* _What you need to do_
Extract each record and reproduce it exactly.

* _Dataset rows about figures_
○ ○ ○ ○

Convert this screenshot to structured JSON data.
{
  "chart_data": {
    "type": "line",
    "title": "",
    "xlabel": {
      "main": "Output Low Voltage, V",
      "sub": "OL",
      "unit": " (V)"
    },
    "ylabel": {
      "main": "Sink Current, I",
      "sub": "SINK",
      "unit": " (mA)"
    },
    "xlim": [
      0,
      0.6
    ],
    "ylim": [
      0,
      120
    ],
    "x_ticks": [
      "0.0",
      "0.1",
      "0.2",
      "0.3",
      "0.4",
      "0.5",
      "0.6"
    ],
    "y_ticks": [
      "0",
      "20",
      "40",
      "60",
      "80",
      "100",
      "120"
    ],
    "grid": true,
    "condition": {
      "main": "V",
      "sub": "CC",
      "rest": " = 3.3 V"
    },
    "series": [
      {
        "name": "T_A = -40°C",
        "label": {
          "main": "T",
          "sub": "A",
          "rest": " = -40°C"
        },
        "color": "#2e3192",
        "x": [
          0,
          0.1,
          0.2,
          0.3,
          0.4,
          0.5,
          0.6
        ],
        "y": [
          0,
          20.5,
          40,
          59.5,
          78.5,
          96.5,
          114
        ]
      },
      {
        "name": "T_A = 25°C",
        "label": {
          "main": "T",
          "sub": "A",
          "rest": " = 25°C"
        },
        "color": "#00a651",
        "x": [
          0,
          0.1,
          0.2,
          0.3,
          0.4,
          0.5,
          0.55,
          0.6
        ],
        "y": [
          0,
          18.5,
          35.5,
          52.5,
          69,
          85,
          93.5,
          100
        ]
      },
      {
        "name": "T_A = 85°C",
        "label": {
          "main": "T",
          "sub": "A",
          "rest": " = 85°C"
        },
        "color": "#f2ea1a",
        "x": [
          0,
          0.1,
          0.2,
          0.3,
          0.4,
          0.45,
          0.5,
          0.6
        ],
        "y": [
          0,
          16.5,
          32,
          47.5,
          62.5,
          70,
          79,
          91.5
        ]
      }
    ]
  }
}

○ ○ ○ ○

* _Solution for this exercise_
Convert this screenshot to structured JSON data.
{
  "chart_data": {
    "type": "line",
    "title": "",
    "xlabel": {
      "main": "Output Low Voltage, V",
      "sub": "OL",
      "unit": " (V)"
    },
    "ylabel": {
      "main": "Sink Current, I",
      "sub": "SINK",
      "unit": " (mA)"
    },
    "xlim": [
      0,
      0.6
    ],
    "ylim": [
      0,
      120
    ],
    "x_ticks": [
      "0.0",
      "0.1",
      "0.2",
      "0.3",
      "0.4",
      "0.5",
      "0.6"
    ],
    "y_ticks": [
      "0",
      "20",
      "40",
      "60",
      "80",
      "100",
      "120"
    ],
    "grid": true,
    "condition": {
      "main": "V",
      "sub": "CC",
      "rest": " = 3.3 V"
    },
    "series": [
      {
        "name": "T_A = -40°C",
        "label": {
          "main": "T",
          "sub": "A",
          "rest": " = -40°C"
        },
        "color": "#2e3192",
        "x": [
          0,
          0.1,
          0.2,
          0.3,
          0.4,
          0.5,
          0.6
        ],
        "y": [
          0,
          20.5,
          40,
          59.5,
          78.5,
          96.5,
          114
        ]
      },
      {
        "name": "T_A = 25°C",
        "label": {
          "main": "T",
          "sub": "A",
          "rest": " = 25°C"
        },
        "color": "#00a651",
        "x": [
          0,
          0.1,
          0.2,
          0.3,
          0.4,
          0.5,
          0.55,
          0.6
        ],
        "y": [
          0,
          18.5,
          35.5,
          52.5,
          69,
          85,
          93.5,
          100
        ]
      },
      {
        "name": "T_A = 85°C",
        "label": {
          "main": "T",
          "sub": "A",
          "rest": " = 85°C"
        },
        "color": "#f2ea1a",
        "x": [
          0,
          0.1,
          0.2,
          0.3,
          0.4,
          0.45,
          0.5,
          0.6
        ],
        "y": [
          0,
          16.5,
          32,
          47.5,
          62.5,
          70,
          79,
          91.5
        ]
      }
    ]
  }
}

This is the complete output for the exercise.